Note each line of the listing that contains the string "name", and copy it.

begin Given data

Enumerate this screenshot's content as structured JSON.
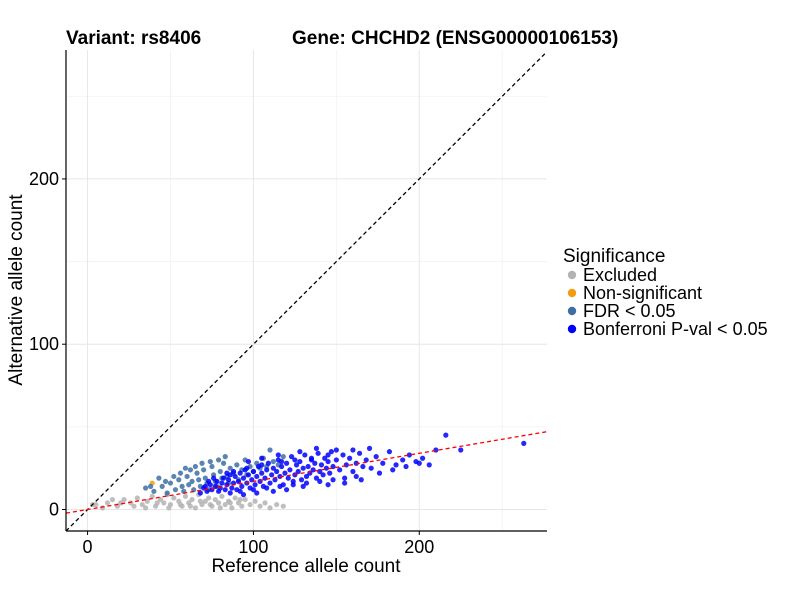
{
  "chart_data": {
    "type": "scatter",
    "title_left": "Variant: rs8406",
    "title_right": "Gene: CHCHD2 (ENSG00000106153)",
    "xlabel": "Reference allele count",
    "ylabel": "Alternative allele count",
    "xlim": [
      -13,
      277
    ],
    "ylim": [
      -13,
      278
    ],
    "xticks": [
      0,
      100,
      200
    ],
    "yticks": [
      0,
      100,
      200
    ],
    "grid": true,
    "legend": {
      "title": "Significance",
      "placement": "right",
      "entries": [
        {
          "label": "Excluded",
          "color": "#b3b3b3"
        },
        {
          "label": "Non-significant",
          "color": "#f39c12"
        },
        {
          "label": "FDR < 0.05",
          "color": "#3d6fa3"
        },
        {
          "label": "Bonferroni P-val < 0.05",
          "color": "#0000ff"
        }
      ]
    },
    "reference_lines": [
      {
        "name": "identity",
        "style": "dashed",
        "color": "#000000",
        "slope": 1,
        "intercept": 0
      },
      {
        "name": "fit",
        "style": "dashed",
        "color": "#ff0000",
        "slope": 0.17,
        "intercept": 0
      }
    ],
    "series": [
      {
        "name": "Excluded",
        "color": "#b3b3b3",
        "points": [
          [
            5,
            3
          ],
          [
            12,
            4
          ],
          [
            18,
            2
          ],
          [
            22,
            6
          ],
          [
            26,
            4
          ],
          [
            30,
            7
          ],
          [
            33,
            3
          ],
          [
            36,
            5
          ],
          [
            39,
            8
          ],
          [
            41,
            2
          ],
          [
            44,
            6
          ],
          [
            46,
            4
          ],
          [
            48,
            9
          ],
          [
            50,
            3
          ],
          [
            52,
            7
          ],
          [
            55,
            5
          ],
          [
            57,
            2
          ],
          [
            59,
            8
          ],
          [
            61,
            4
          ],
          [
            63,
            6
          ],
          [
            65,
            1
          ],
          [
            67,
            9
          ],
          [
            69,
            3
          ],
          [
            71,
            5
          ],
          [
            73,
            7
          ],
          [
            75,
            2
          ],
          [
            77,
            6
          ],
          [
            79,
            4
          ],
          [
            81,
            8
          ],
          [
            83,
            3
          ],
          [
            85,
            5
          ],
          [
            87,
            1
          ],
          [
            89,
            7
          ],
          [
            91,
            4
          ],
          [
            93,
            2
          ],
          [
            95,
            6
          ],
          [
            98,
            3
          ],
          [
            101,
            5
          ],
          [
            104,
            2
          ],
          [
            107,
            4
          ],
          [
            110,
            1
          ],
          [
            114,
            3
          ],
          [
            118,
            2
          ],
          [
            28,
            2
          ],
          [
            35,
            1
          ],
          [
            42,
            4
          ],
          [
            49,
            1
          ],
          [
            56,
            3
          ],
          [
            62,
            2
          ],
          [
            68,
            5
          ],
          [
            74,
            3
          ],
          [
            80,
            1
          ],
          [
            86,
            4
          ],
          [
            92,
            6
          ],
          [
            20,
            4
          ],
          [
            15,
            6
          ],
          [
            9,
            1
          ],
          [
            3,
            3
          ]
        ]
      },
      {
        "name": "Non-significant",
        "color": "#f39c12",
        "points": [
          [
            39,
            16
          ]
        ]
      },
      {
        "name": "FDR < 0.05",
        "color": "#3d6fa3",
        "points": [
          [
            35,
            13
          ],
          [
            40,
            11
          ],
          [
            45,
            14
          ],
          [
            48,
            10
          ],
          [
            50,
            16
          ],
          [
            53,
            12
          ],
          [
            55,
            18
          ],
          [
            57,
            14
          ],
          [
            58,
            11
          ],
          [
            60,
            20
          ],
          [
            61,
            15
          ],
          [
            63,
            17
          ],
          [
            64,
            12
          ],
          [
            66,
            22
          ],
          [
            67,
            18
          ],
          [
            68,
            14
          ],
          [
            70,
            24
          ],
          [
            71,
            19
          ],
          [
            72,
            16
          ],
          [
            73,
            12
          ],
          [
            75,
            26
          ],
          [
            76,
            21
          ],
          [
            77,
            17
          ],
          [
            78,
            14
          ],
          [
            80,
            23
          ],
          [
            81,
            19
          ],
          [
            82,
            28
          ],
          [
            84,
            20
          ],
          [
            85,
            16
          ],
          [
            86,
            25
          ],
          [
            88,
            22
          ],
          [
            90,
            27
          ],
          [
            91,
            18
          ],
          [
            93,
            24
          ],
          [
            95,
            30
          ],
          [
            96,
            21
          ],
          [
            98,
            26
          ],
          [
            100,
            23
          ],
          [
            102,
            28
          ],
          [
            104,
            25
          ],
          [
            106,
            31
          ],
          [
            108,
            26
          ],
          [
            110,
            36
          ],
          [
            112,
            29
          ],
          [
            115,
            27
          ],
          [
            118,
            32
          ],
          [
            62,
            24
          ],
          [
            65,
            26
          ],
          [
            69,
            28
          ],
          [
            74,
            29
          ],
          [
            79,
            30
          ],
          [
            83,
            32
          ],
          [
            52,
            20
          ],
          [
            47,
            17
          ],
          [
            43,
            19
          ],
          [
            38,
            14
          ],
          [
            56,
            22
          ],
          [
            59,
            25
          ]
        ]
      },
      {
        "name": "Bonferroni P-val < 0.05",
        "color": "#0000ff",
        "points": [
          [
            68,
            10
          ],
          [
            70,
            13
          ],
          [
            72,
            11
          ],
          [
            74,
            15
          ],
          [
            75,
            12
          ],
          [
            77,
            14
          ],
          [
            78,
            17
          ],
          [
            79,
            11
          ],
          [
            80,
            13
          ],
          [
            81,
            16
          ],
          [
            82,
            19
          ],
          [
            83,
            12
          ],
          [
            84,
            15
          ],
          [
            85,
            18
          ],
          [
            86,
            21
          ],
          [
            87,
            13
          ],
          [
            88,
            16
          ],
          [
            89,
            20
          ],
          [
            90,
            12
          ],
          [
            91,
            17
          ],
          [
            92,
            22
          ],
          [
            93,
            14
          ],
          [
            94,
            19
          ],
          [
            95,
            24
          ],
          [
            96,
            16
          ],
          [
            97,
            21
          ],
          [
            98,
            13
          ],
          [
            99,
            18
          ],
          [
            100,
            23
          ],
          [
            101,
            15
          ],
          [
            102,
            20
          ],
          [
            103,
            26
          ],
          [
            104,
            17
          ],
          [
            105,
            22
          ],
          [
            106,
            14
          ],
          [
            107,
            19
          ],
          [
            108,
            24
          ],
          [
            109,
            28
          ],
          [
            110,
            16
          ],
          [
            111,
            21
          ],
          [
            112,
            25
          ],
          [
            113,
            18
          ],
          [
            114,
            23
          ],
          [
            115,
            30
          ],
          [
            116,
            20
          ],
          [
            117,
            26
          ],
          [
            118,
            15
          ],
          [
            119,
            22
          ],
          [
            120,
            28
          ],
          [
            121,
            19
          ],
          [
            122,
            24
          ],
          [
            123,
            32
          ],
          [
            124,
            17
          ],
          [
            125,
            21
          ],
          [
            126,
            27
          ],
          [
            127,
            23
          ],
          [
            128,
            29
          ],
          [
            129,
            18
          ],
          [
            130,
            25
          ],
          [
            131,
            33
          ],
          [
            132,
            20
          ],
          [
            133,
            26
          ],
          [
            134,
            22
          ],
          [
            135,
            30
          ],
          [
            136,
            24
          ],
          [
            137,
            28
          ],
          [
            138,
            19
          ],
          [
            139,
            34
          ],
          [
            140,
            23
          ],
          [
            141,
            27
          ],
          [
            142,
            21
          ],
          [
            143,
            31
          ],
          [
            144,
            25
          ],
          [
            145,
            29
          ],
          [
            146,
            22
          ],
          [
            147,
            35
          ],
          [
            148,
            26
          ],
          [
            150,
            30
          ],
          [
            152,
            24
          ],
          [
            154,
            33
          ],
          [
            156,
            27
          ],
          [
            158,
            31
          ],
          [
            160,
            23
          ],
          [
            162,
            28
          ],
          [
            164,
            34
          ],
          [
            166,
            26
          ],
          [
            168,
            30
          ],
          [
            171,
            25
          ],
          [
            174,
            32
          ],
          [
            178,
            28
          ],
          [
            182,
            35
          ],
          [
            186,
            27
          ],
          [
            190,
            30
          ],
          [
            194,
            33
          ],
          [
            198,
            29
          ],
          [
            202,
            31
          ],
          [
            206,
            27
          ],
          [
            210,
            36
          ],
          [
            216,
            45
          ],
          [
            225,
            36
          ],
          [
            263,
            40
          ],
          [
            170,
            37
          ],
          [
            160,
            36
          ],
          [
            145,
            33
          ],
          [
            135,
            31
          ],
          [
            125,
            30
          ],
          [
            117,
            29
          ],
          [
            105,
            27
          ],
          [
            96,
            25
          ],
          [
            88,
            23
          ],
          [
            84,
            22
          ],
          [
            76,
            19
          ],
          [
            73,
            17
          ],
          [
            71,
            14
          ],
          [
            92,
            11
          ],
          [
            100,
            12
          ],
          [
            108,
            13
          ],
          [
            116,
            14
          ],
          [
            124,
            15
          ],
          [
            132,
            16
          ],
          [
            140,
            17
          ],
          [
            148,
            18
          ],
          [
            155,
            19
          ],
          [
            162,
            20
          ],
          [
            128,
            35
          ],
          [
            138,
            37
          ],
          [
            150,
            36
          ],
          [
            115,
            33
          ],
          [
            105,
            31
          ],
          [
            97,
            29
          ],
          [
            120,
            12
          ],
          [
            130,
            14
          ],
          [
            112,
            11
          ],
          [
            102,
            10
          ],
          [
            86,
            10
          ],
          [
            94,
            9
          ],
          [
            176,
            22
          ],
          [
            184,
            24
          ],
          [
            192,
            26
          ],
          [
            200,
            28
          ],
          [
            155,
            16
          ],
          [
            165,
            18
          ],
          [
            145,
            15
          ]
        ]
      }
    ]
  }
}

end Given data

### Written answer:
        "name": "identity",
        "name": "fit",
        "name": "Excluded",
        "name": "Non-significant",
        "name": "FDR < 0.05",
        "name": "Bonferroni P-val < 0.05",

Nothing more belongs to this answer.